SHORT EXERCISE
Note each line where "Чувашской" appears, and copy it.

DATA IN THIS EXERCISE
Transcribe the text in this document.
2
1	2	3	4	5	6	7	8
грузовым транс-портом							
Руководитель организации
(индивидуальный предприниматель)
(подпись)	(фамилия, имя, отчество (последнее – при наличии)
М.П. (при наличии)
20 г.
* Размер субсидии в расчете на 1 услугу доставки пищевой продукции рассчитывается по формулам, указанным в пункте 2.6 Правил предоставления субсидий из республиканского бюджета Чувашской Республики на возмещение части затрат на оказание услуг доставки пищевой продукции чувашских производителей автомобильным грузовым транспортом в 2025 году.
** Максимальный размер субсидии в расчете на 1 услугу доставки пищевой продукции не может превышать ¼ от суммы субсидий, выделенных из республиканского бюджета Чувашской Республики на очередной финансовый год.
...
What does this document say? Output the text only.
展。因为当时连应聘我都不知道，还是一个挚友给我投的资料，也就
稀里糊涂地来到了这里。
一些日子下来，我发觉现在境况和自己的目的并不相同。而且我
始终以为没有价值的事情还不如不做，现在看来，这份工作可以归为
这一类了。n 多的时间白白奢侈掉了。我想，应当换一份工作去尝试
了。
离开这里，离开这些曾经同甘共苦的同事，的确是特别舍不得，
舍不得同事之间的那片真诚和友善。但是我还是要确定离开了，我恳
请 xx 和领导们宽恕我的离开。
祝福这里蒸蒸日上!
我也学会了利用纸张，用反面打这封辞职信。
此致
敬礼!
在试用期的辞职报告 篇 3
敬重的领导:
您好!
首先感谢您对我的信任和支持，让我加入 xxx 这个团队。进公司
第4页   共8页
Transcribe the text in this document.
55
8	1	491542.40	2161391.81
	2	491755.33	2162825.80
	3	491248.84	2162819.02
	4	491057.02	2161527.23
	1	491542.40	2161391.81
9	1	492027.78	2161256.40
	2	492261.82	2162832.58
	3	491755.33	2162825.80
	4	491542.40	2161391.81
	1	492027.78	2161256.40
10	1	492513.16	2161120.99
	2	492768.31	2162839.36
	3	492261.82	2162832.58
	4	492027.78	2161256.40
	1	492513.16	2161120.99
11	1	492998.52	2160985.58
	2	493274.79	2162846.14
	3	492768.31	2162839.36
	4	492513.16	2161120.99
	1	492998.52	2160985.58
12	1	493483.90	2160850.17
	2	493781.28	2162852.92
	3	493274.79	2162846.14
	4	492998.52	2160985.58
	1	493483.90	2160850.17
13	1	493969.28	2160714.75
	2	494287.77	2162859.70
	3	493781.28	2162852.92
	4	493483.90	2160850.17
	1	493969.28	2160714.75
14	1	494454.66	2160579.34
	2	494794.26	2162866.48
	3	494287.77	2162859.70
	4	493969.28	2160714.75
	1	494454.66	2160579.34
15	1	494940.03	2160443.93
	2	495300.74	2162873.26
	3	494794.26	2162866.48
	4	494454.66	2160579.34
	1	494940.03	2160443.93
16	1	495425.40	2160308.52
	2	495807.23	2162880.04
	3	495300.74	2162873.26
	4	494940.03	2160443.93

RESPONSE BELOW
* Размер субсидии в расчете на 1 услугу доставки пищевой продукции рассчитывается по формулам, указанным в пункте 2.6 Правил предоставления субсидий из республиканского бюджета Чувашской Республики на возмещение части затрат на оказание услуг доставки пищевой продукции чувашских производителей автомобильным грузовым транспортом в 2025 году.
** Максимальный размер субсидии в расчете на 1 услугу доставки пищевой продукции не может превышать ¼ от суммы субсидий, выделенных из республиканского бюджета Чувашской Республики на очередной финансовый год.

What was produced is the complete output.